Transcribe each line exactly.

##########

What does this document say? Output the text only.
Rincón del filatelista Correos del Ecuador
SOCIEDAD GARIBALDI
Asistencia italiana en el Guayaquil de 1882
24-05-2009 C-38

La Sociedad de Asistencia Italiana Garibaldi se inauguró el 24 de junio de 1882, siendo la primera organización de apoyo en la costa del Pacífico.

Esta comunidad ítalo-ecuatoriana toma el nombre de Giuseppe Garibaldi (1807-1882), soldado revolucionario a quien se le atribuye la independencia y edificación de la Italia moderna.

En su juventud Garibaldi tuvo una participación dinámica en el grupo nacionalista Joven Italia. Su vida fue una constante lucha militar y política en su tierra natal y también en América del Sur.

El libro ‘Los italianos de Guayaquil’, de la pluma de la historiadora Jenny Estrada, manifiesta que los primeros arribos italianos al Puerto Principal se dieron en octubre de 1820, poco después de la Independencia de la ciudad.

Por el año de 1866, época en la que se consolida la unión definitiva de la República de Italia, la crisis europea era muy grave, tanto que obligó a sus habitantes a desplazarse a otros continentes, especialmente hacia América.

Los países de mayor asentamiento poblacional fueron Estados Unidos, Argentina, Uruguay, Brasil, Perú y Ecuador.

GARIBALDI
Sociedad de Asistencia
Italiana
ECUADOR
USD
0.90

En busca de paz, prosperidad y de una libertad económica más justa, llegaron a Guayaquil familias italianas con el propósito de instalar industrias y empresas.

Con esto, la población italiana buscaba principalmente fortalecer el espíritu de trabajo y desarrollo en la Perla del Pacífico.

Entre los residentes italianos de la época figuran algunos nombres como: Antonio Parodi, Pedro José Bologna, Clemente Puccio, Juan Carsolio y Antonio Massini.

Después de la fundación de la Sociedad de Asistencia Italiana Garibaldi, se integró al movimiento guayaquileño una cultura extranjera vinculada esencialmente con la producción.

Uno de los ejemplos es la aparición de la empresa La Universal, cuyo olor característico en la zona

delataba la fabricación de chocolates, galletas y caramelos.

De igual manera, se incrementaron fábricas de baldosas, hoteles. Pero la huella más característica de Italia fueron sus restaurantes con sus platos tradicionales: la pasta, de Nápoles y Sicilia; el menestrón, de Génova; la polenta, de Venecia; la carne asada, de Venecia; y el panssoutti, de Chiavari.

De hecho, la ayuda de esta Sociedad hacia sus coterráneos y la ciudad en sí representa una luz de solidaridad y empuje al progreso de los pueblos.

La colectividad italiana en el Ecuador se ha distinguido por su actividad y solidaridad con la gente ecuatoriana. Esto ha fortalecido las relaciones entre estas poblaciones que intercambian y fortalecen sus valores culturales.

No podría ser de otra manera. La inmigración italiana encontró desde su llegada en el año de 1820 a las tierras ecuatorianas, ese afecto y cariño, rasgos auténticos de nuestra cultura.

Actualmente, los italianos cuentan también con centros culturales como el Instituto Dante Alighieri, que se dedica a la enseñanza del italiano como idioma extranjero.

##########

• [Solution]:
What does this document say? Output the text only.
Rincón del filatelista Correos del Ecuador
SOCIEDAD GARIBALDI
Asistencia italiana en el Guayaquil de 1882
24-05-2009 C-38

La Sociedad de Asistencia Italiana Garibaldi se inauguró el 24 de junio de 1882, siendo la primera organización de apoyo en la costa del Pacífico.

Esta comunidad ítalo-ecuatoriana toma el nombre de Giuseppe Garibaldi (1807-1882), soldado revolucionario a quien se le atribuye la independencia y edificación de la Italia moderna.

En su juventud Garibaldi tuvo una participación dinámica en el grupo nacionalista Joven Italia. Su vida fue una constante lucha militar y política en su tierra natal y también en América del Sur.

El libro ‘Los italianos de Guayaquil’, de la pluma de la historiadora Jenny Estrada, manifiesta que los primeros arribos italianos al Puerto Principal se dieron en octubre de 1820, poco después de la Independencia de la ciudad.

Por el año de 1866, época en la que se consolida la unión definitiva de la República de Italia, la crisis europea era muy grave, tanto que obligó a sus habitantes a desplazarse a otros continentes, especialmente hacia América.

Los países de mayor asentamiento poblacional fueron Estados Unidos, Argentina, Uruguay, Brasil, Perú y Ecuador.

GARIBALDI
Sociedad de Asistencia
Italiana
ECUADOR
USD
0.90

En busca de paz, prosperidad y de una libertad económica más justa, llegaron a Guayaquil familias italianas con el propósito de instalar industrias y empresas.

Con esto, la población italiana buscaba principalmente fortalecer el espíritu de trabajo y desarrollo en la Perla del Pacífico.

Entre los residentes italianos de la época figuran algunos nombres como: Antonio Parodi, Pedro José Bologna, Clemente Puccio, Juan Carsolio y Antonio Massini.

Después de la fundación de la Sociedad de Asistencia Italiana Garibaldi, se integró al movimiento guayaquileño una cultura extranjera vinculada esencialmente con la producción.

Uno de los ejemplos es la aparición de la empresa La Universal, cuyo olor característico en la zona

delataba la fabricación de chocolates, galletas y caramelos.

De igual manera, se incrementaron fábricas de baldosas, hoteles. Pero la huella más característica de Italia fueron sus restaurantes con sus platos tradicionales: la pasta, de Nápoles y Sicilia; el menestrón, de Génova; la polenta, de Venecia; la carne asada, de Venecia; y el panssoutti, de Chiavari.

De hecho, la ayuda de esta Sociedad hacia sus coterráneos y la ciudad en sí representa una luz de solidaridad y empuje al progreso de los pueblos.

La colectividad italiana en el Ecuador se ha distinguido por su actividad y solidaridad con la gente ecuatoriana. Esto ha fortalecido las relaciones entre estas poblaciones que intercambian y fortalecen sus valores culturales.

No podría ser de otra manera. La inmigración italiana encontró desde su llegada en el año de 1820 a las tierras ecuatorianas, ese afecto y cariño, rasgos auténticos de nuestra cultura.

Actualmente, los italianos cuentan también con centros culturales como el Instituto Dante Alighieri, que se dedica a la enseñanza del italiano como idioma extranjero.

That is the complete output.